(Dataset items)
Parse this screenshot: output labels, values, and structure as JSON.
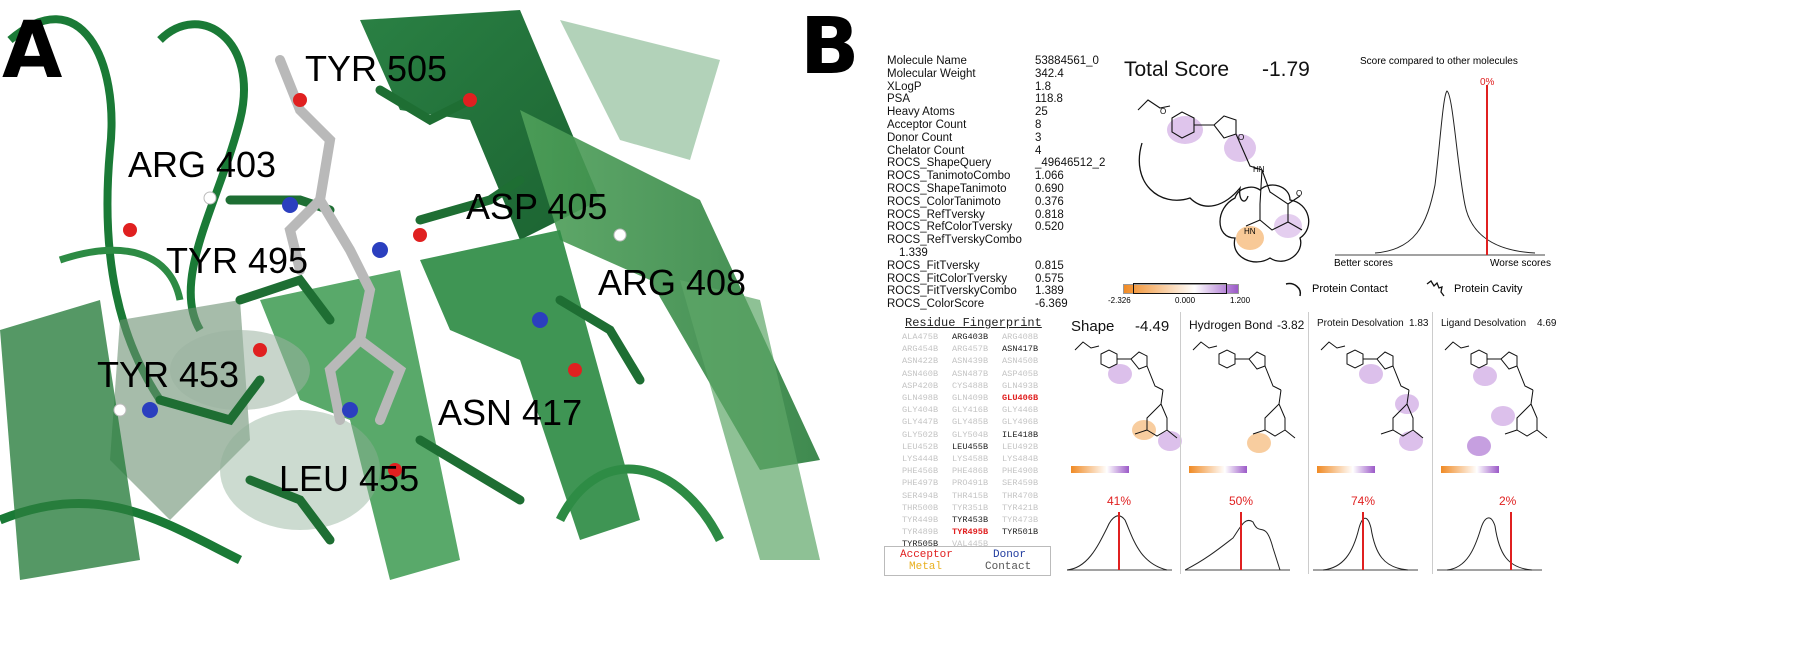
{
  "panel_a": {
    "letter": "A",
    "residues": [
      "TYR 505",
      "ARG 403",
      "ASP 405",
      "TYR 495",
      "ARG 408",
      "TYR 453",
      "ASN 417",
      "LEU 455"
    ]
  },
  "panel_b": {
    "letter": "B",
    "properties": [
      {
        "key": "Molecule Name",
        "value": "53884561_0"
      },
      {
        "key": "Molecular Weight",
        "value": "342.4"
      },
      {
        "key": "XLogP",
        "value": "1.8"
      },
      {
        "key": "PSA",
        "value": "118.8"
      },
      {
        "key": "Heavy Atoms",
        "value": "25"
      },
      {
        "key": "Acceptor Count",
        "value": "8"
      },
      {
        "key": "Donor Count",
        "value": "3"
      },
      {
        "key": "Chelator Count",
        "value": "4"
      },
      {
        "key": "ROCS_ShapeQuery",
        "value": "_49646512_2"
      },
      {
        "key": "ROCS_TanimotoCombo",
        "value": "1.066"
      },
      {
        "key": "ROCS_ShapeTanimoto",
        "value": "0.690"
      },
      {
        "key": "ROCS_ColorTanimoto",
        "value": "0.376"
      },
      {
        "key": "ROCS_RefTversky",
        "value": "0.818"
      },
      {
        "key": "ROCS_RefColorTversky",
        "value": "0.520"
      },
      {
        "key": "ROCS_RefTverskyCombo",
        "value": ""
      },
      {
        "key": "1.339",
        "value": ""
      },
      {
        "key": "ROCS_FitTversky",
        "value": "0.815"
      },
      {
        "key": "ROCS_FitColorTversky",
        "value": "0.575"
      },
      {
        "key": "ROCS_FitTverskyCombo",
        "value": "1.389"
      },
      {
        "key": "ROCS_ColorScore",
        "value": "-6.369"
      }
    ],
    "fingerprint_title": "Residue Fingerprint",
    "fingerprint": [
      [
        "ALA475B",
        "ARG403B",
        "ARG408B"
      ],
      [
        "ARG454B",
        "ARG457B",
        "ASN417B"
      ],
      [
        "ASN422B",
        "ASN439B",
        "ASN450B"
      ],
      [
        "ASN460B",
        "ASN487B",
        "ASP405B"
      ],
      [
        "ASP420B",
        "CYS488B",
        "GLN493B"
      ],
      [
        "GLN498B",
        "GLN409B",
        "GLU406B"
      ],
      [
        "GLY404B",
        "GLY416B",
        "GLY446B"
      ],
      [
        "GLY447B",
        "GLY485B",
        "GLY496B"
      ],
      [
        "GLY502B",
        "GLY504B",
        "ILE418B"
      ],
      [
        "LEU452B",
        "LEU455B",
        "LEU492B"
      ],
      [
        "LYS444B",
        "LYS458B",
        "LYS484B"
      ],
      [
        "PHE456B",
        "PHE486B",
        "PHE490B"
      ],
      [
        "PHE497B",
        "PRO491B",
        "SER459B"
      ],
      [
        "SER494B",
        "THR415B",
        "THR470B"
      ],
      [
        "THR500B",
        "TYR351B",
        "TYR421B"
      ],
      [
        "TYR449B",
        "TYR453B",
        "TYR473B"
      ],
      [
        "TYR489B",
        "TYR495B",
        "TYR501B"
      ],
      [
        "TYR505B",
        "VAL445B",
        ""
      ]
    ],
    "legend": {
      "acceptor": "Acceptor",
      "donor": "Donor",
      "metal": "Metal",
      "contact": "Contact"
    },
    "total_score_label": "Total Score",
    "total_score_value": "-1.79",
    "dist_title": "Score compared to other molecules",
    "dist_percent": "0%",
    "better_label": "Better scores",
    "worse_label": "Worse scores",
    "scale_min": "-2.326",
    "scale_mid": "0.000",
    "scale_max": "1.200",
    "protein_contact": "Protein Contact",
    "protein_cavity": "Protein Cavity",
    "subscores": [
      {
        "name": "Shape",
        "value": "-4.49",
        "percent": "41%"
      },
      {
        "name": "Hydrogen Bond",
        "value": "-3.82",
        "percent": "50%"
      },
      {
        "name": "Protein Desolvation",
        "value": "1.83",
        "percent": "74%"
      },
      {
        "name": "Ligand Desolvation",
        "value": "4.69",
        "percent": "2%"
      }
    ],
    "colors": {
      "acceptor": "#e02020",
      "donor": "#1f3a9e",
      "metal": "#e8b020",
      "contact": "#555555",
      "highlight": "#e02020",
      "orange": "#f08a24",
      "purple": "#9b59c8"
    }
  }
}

==

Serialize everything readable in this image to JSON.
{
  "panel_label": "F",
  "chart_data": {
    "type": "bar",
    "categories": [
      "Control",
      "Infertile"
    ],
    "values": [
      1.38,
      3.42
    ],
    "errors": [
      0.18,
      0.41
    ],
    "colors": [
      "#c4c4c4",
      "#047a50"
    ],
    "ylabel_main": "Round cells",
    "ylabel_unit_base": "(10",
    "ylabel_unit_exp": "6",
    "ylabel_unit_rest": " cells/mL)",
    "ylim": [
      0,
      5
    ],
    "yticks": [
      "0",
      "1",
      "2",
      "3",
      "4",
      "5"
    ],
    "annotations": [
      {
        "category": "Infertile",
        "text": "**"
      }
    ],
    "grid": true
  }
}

> [TASK DIRECTIONS] Filter the entries down to the lines with the word "Protein" in them.

> [TASK RESPONSE]
    "protein_contact": "Protein Contact",
    "protein_cavity": "Protein Cavity",
        "name": "Protein Desolvation",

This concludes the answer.